— Stated task —
Rewrite the lines of these records as one numbered list, leaving out any blank lines.

— BEGIN Input rows —

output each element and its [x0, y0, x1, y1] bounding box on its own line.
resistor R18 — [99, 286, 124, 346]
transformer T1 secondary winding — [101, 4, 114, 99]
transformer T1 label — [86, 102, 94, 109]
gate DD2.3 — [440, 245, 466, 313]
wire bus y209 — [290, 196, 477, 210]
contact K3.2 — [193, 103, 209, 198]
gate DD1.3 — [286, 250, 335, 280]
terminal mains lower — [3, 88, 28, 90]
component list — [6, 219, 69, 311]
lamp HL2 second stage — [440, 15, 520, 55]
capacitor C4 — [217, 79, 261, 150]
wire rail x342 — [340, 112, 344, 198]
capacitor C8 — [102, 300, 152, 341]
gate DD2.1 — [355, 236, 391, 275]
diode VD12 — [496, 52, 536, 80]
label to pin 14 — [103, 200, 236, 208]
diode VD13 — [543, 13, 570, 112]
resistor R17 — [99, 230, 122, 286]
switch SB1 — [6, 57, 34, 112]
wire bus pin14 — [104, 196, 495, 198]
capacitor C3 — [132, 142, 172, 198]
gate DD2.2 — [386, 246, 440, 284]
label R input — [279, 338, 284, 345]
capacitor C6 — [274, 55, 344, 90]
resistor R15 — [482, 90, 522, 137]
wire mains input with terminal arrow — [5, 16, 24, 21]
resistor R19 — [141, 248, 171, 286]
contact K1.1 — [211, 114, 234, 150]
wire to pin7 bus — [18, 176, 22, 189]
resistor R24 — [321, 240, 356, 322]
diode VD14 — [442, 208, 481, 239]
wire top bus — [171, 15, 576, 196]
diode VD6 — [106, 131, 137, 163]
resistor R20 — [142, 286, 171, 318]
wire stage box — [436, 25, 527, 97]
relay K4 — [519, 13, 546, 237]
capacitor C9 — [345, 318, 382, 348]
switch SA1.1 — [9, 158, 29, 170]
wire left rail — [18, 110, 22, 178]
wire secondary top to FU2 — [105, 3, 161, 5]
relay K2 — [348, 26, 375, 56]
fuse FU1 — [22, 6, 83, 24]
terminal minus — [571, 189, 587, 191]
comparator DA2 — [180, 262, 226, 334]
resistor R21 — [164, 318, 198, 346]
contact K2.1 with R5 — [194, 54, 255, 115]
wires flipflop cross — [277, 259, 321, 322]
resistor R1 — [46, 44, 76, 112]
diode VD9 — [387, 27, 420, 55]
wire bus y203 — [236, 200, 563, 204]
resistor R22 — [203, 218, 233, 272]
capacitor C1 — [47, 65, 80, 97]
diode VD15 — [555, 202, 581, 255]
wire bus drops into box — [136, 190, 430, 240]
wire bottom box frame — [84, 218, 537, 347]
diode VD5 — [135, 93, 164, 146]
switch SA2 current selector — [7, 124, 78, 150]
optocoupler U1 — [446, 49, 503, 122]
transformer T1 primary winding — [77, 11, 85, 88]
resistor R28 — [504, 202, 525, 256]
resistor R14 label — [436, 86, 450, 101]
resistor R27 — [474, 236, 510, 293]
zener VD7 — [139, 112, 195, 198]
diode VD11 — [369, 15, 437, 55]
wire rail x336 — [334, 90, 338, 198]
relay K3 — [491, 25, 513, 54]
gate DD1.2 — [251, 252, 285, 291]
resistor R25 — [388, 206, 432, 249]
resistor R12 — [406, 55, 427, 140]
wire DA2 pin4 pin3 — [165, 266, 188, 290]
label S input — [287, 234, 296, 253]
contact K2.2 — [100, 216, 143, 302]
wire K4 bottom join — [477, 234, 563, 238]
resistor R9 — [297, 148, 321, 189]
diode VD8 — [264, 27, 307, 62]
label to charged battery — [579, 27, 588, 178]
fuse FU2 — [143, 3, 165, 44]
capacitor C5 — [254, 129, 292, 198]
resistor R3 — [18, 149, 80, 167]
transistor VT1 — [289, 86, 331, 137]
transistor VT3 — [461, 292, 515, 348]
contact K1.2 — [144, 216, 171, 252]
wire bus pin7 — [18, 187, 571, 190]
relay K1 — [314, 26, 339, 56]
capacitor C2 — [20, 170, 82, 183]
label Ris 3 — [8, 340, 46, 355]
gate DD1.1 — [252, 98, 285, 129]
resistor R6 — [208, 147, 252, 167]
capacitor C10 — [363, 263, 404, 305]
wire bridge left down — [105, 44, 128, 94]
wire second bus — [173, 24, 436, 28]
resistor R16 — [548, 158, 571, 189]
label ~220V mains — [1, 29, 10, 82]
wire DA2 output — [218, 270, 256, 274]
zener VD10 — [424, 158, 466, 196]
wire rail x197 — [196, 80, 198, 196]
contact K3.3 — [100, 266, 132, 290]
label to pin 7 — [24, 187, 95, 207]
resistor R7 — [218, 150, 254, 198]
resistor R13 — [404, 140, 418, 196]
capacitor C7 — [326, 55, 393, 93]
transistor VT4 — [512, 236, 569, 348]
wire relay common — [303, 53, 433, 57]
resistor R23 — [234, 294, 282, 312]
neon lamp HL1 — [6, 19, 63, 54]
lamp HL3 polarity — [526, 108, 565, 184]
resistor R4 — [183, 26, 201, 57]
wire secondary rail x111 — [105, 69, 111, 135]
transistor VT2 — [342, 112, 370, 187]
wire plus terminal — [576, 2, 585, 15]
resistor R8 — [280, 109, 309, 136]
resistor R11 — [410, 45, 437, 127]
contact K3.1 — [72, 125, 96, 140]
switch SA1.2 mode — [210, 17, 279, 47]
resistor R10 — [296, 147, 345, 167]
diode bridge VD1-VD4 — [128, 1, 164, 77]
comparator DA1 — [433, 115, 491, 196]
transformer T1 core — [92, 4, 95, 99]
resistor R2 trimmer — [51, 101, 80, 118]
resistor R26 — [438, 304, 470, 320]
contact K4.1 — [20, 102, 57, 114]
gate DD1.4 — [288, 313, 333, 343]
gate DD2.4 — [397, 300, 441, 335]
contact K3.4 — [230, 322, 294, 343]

— END Input rows —

— Answer below —
1. output each element and its [x0, y0, x1, y1] bounding box on its own line.
2. resistor R18 — [99, 286, 124, 346]
3. transformer T1 secondary winding — [101, 4, 114, 99]
4. transformer T1 label — [86, 102, 94, 109]
5. gate DD2.3 — [440, 245, 466, 313]
6. wire bus y209 — [290, 196, 477, 210]
7. contact K3.2 — [193, 103, 209, 198]
8. gate DD1.3 — [286, 250, 335, 280]
9. terminal mains lower — [3, 88, 28, 90]
10. component list — [6, 219, 69, 311]
11. lamp HL2 second stage — [440, 15, 520, 55]
12. capacitor C4 — [217, 79, 261, 150]
13. wire rail x342 — [340, 112, 344, 198]
14. capacitor C8 — [102, 300, 152, 341]
15. gate DD2.1 — [355, 236, 391, 275]
16. diode VD12 — [496, 52, 536, 80]
17. label to pin 14 — [103, 200, 236, 208]
18. diode VD13 — [543, 13, 570, 112]
19. resistor R17 — [99, 230, 122, 286]
20. switch SB1 — [6, 57, 34, 112]
21. wire bus pin14 — [104, 196, 495, 198]
22. capacitor C3 — [132, 142, 172, 198]
23. gate DD2.2 — [386, 246, 440, 284]
24. label R input — [279, 338, 284, 345]
25. capacitor C6 — [274, 55, 344, 90]
26. resistor R15 — [482, 90, 522, 137]
27. wire mains input with terminal arrow — [5, 16, 24, 21]
28. resistor R19 — [141, 248, 171, 286]
29. contact K1.1 — [211, 114, 234, 150]
30. wire to pin7 bus — [18, 176, 22, 189]
31. resistor R24 — [321, 240, 356, 322]
32. diode VD14 — [442, 208, 481, 239]
33. wire top bus — [171, 15, 576, 196]
34. diode VD6 — [106, 131, 137, 163]
35. resistor R20 — [142, 286, 171, 318]
36. wire stage box — [436, 25, 527, 97]
37. relay K4 — [519, 13, 546, 237]
38. capacitor C9 — [345, 318, 382, 348]
39. switch SA1.1 — [9, 158, 29, 170]
40. wire left rail — [18, 110, 22, 178]
41. wire secondary top to FU2 — [105, 3, 161, 5]
42. relay K2 — [348, 26, 375, 56]
43. fuse FU1 — [22, 6, 83, 24]
44. terminal minus — [571, 189, 587, 191]
45. comparator DA2 — [180, 262, 226, 334]
46. resistor R21 — [164, 318, 198, 346]
47. contact K2.1 with R5 — [194, 54, 255, 115]
48. wires flipflop cross — [277, 259, 321, 322]
49. resistor R1 — [46, 44, 76, 112]
50. diode VD9 — [387, 27, 420, 55]
51. wire bus y203 — [236, 200, 563, 204]
52. resistor R22 — [203, 218, 233, 272]
53. capacitor C1 — [47, 65, 80, 97]
54. diode VD15 — [555, 202, 581, 255]
55. wire bus drops into box — [136, 190, 430, 240]
56. wire bottom box frame — [84, 218, 537, 347]
57. diode VD5 — [135, 93, 164, 146]
58. switch SA2 current selector — [7, 124, 78, 150]
59. optocoupler U1 — [446, 49, 503, 122]
60. transformer T1 primary winding — [77, 11, 85, 88]
61. resistor R28 — [504, 202, 525, 256]
62. resistor R14 label — [436, 86, 450, 101]
63. resistor R27 — [474, 236, 510, 293]
64. zener VD7 — [139, 112, 195, 198]
65. diode VD11 — [369, 15, 437, 55]
66. wire rail x336 — [334, 90, 338, 198]
67. relay K3 — [491, 25, 513, 54]
68. gate DD1.2 — [251, 252, 285, 291]
69. resistor R25 — [388, 206, 432, 249]
70. resistor R12 — [406, 55, 427, 140]
71. wire DA2 pin4 pin3 — [165, 266, 188, 290]
72. label S input — [287, 234, 296, 253]
73. contact K2.2 — [100, 216, 143, 302]
74. wire K4 bottom join — [477, 234, 563, 238]
75. resistor R9 — [297, 148, 321, 189]
76. diode VD8 — [264, 27, 307, 62]
77. label to charged battery — [579, 27, 588, 178]
78. fuse FU2 — [143, 3, 165, 44]
79. capacitor C5 — [254, 129, 292, 198]
80. resistor R3 — [18, 149, 80, 167]
81. transistor VT1 — [289, 86, 331, 137]
82. transistor VT3 — [461, 292, 515, 348]
83. contact K1.2 — [144, 216, 171, 252]
84. wire bus pin7 — [18, 187, 571, 190]
85. relay K1 — [314, 26, 339, 56]
86. capacitor C2 — [20, 170, 82, 183]
87. label Ris 3 — [8, 340, 46, 355]
88. gate DD1.1 — [252, 98, 285, 129]
89. resistor R6 — [208, 147, 252, 167]
90. capacitor C10 — [363, 263, 404, 305]
91. wire bridge left down — [105, 44, 128, 94]
92. wire second bus — [173, 24, 436, 28]
93. resistor R16 — [548, 158, 571, 189]
94. label ~220V mains — [1, 29, 10, 82]
95. wire DA2 output — [218, 270, 256, 274]
96. zener VD10 — [424, 158, 466, 196]
97. wire rail x197 — [196, 80, 198, 196]
98. contact K3.3 — [100, 266, 132, 290]
99. label to pin 7 — [24, 187, 95, 207]
100. resistor R7 — [218, 150, 254, 198]
101. resistor R13 — [404, 140, 418, 196]
102. capacitor C7 — [326, 55, 393, 93]
103. transistor VT4 — [512, 236, 569, 348]
104. wire relay common — [303, 53, 433, 57]
105. resistor R23 — [234, 294, 282, 312]
106. neon lamp HL1 — [6, 19, 63, 54]
107. lamp HL3 polarity — [526, 108, 565, 184]
108. resistor R4 — [183, 26, 201, 57]
109. wire secondary rail x111 — [105, 69, 111, 135]
110. transistor VT2 — [342, 112, 370, 187]
111. wire plus terminal — [576, 2, 585, 15]
112. resistor R8 — [280, 109, 309, 136]
113. resistor R11 — [410, 45, 437, 127]
114. contact K3.1 — [72, 125, 96, 140]
115. switch SA1.2 mode — [210, 17, 279, 47]
116. resistor R10 — [296, 147, 345, 167]
117. diode bridge VD1-VD4 — [128, 1, 164, 77]
118. comparator DA1 — [433, 115, 491, 196]
119. transformer T1 core — [92, 4, 95, 99]
120. resistor R2 trimmer — [51, 101, 80, 118]
121. resistor R26 — [438, 304, 470, 320]
122. contact K4.1 — [20, 102, 57, 114]
123. gate DD1.4 — [288, 313, 333, 343]
124. gate DD2.4 — [397, 300, 441, 335]
125. contact K3.4 — [230, 322, 294, 343]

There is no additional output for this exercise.